[Element box records]
==============================
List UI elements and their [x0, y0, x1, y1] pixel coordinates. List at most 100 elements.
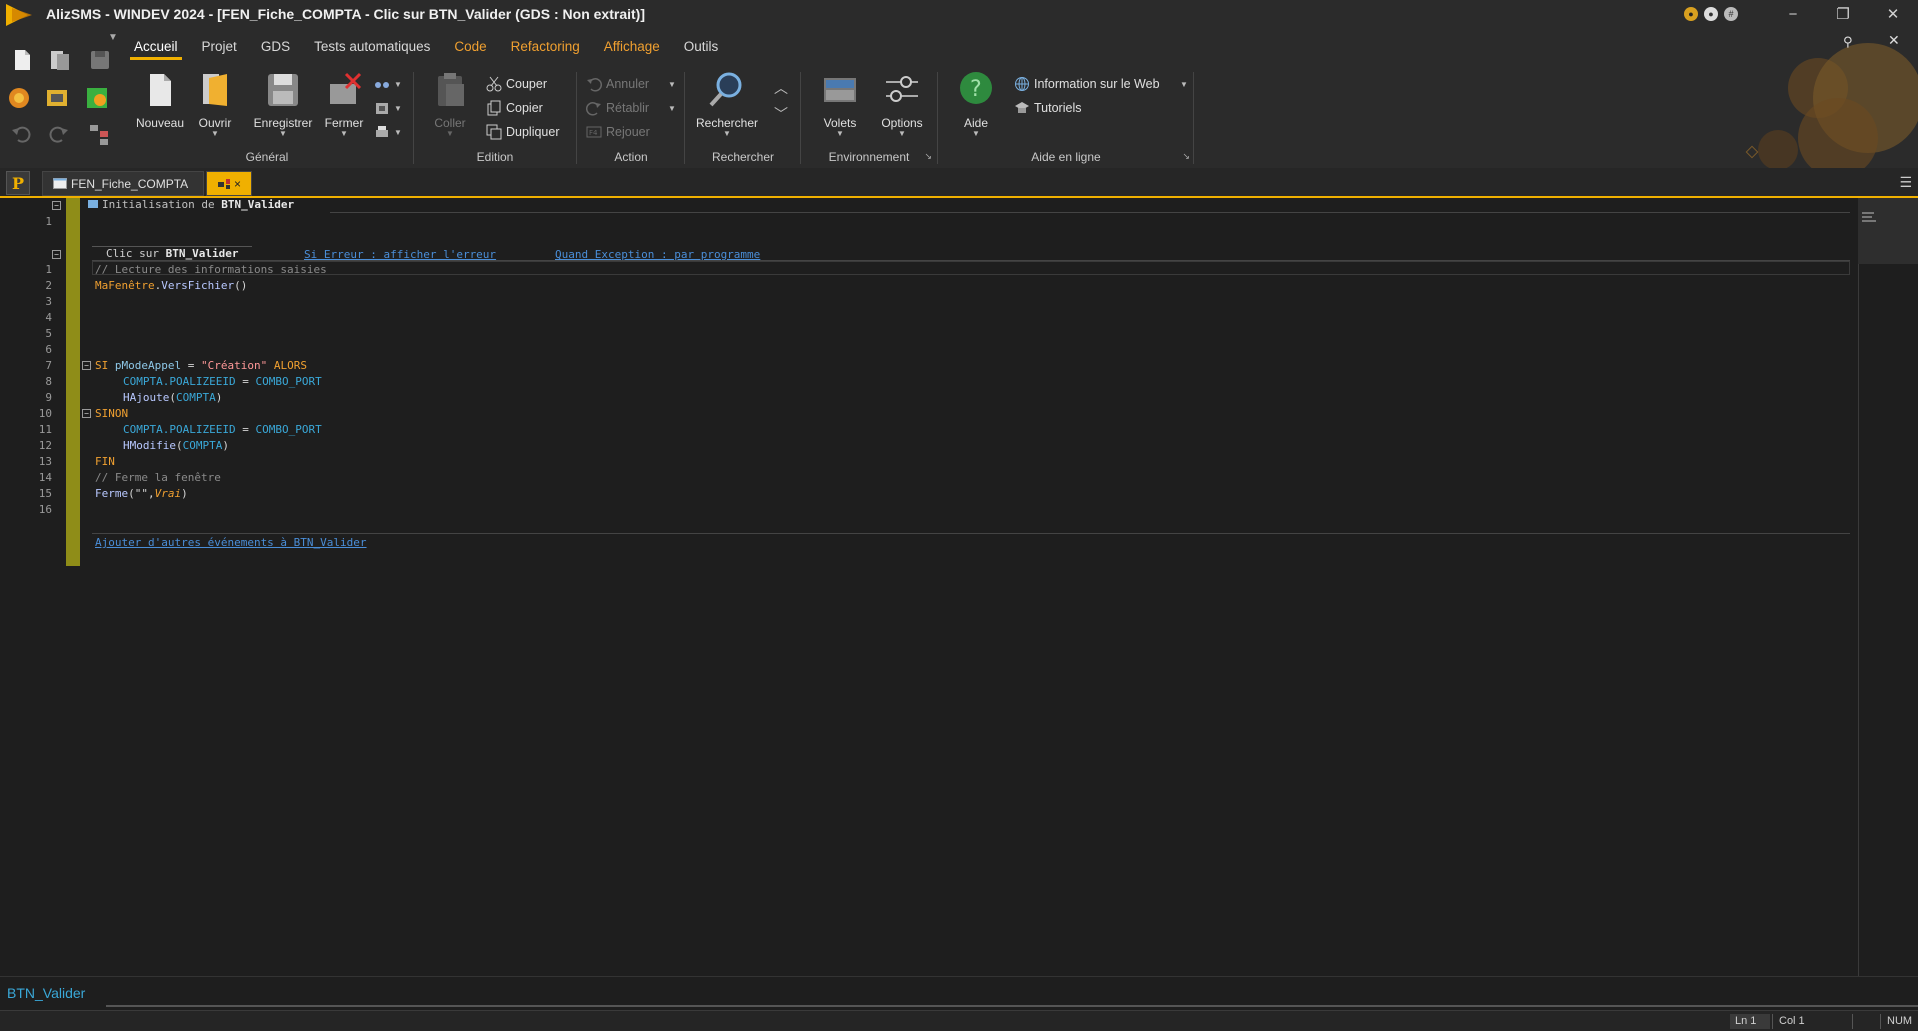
window-title: AlizSMS - WINDEV 2024 - [FEN_Fiche_COMPT… [46, 6, 645, 22]
undo-icon [586, 76, 603, 92]
collapse-click-icon[interactable]: − [52, 250, 61, 259]
divider [330, 212, 1850, 213]
aide-button[interactable]: ? Aide ▼ [946, 70, 1006, 140]
magnifier-icon [707, 70, 747, 110]
information-web-button[interactable]: Information sur le Web [1014, 74, 1160, 94]
enregistrer-button[interactable]: Enregistrer ▼ [250, 70, 316, 140]
tutoriels-button[interactable]: Tutoriels [1014, 98, 1081, 118]
collapse-sinon-icon[interactable]: − [82, 409, 91, 418]
ouvrir-button[interactable]: Ouvrir ▼ [185, 70, 245, 140]
code-line-7: SI pModeAppel = "Création" ALORS [95, 359, 307, 372]
rechercher-button[interactable]: Rechercher ▼ [692, 70, 762, 140]
code-line-8: COMPTA.POALIZEEID = COMBO_PORT [123, 375, 322, 388]
status-separator [1852, 1014, 1853, 1029]
line-number: 13 [38, 455, 52, 468]
minimize-button[interactable]: − [1768, 0, 1818, 28]
export-button[interactable]: ▼ [374, 98, 402, 118]
panel-splitter[interactable] [106, 1005, 1918, 1007]
annuler-button[interactable]: Annuler [586, 74, 649, 94]
line-number: 1 [45, 215, 52, 228]
ribbon-separator [684, 72, 685, 164]
tab-accueil[interactable]: Accueil [122, 32, 190, 62]
test-icon[interactable] [86, 86, 110, 110]
compile-icon[interactable] [8, 86, 32, 110]
line-number: 10 [38, 407, 52, 420]
fermer-button[interactable]: Fermer ▼ [314, 70, 374, 140]
windev-logo-icon[interactable] [0, 0, 40, 28]
tab-code-btn-valider[interactable]: × [206, 171, 252, 196]
tab-outils[interactable]: Outils [672, 32, 731, 62]
vertical-scrollbar[interactable] [1858, 198, 1918, 976]
copier-button[interactable]: Copier [486, 98, 543, 118]
line-number: 9 [45, 391, 52, 404]
add-events-link[interactable]: Ajouter d'autres événements à BTN_Valide… [95, 536, 367, 549]
chevron-down-icon: ▼ [898, 129, 906, 138]
code-minimap[interactable] [1858, 198, 1918, 264]
close-ribbon-icon[interactable]: ✕ [1888, 32, 1900, 49]
dupliquer-button[interactable]: Dupliquer [486, 122, 560, 142]
couper-button[interactable]: Couper [486, 74, 547, 94]
volets-button[interactable]: Volets ▼ [810, 70, 870, 140]
save-all-icon[interactable] [88, 48, 112, 72]
close-window-button[interactable]: ✕ [1868, 0, 1918, 28]
chevron-down-icon[interactable]: ▼ [1180, 80, 1188, 89]
chevron-down-icon: ▼ [394, 103, 402, 113]
globe-icon[interactable]: # [1724, 7, 1738, 21]
group-edition: Coller ▼ Couper Copier Dupliquer Edition [416, 68, 574, 164]
redo-icon [585, 100, 602, 116]
nouveau-button[interactable]: Nouveau [130, 70, 190, 140]
code-editor[interactable]: − Initialisation de BTN_Valider 1 − Clic… [0, 198, 1918, 976]
scroll-down-icon[interactable]: ﹀ [774, 104, 788, 124]
tab-tests-automatiques[interactable]: Tests automatiques [302, 32, 442, 62]
tab-code[interactable]: Code [442, 32, 498, 62]
code-line-14: // Ferme la fenêtre [95, 471, 221, 484]
menu-icon[interactable]: ☰ [1899, 174, 1912, 191]
restore-button[interactable]: ❐ [1818, 0, 1868, 28]
click-header-tab[interactable]: Clic sur BTN_Valider [92, 246, 253, 260]
ribbon-separator [800, 72, 801, 164]
tab-refactoring[interactable]: Refactoring [499, 32, 592, 62]
build-icon[interactable] [46, 86, 70, 110]
status-separator [1880, 1014, 1881, 1029]
user-icon[interactable]: ● [1704, 7, 1718, 21]
tab-gds[interactable]: GDS [249, 32, 302, 62]
bottom-panel: BTN_Valider [0, 976, 1918, 1008]
print-button[interactable]: ▼ [374, 122, 402, 142]
scroll-up-icon[interactable]: ︿ [774, 78, 788, 98]
new-file-icon[interactable] [10, 48, 34, 72]
chevron-down-icon[interactable]: ▼ [668, 80, 676, 89]
current-line-highlight [92, 261, 1850, 275]
group-label-action: Action [614, 150, 648, 164]
retablir-button[interactable]: Rétablir [585, 98, 649, 118]
open-project-icon[interactable] [48, 48, 72, 72]
close-tab-icon[interactable]: × [234, 177, 241, 191]
undo-icon[interactable] [10, 122, 34, 146]
help-icon: ? [956, 70, 996, 110]
code-line-11: COMPTA.POALIZEEID = COMBO_PORT [123, 423, 322, 436]
collapse-si-icon[interactable]: − [82, 361, 91, 370]
compare-button[interactable]: ▼ [374, 74, 402, 94]
panels-icon [820, 70, 860, 110]
options-button[interactable]: Options ▼ [872, 70, 932, 140]
code-line-1: // Lecture des informations saisies [95, 263, 327, 276]
chevron-down-icon[interactable]: ▼ [668, 104, 676, 113]
group-action: Annuler Rétablir F4 Rejouer ▼ ▼ Action [580, 68, 682, 164]
code-line-9: HAjoute(COMPTA) [123, 391, 223, 404]
project-button[interactable]: P [6, 171, 30, 195]
status-bar: Ln 1 Col 1 NUM [0, 1010, 1918, 1031]
customize-quickaccess-icon[interactable]: ▼ [108, 32, 120, 44]
tab-fen-fiche-compta[interactable]: FEN_Fiche_COMPTA [42, 171, 204, 196]
open-icon [195, 70, 235, 110]
current-object-label[interactable]: BTN_Valider [7, 985, 85, 1001]
group-label-environnement: Environnement [828, 150, 910, 164]
notification-icon[interactable]: ● [1684, 7, 1698, 21]
hierarchy-icon[interactable] [88, 122, 112, 146]
search-icon[interactable]: ⚲ [1843, 34, 1853, 50]
rejouer-button[interactable]: F4 Rejouer [586, 122, 650, 142]
ribbon-separator [937, 72, 938, 164]
coller-button[interactable]: Coller ▼ [420, 70, 480, 140]
tab-affichage[interactable]: Affichage [592, 32, 672, 62]
tab-projet[interactable]: Projet [190, 32, 249, 62]
collapse-init-icon[interactable]: − [52, 201, 61, 210]
redo-icon[interactable] [46, 122, 70, 146]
==============================
◆ **REQUEST**: Count how many rows above contain the string "Rejouer", with case counting, and give only the number.

◆ **WRITTEN RESPONSE**: 2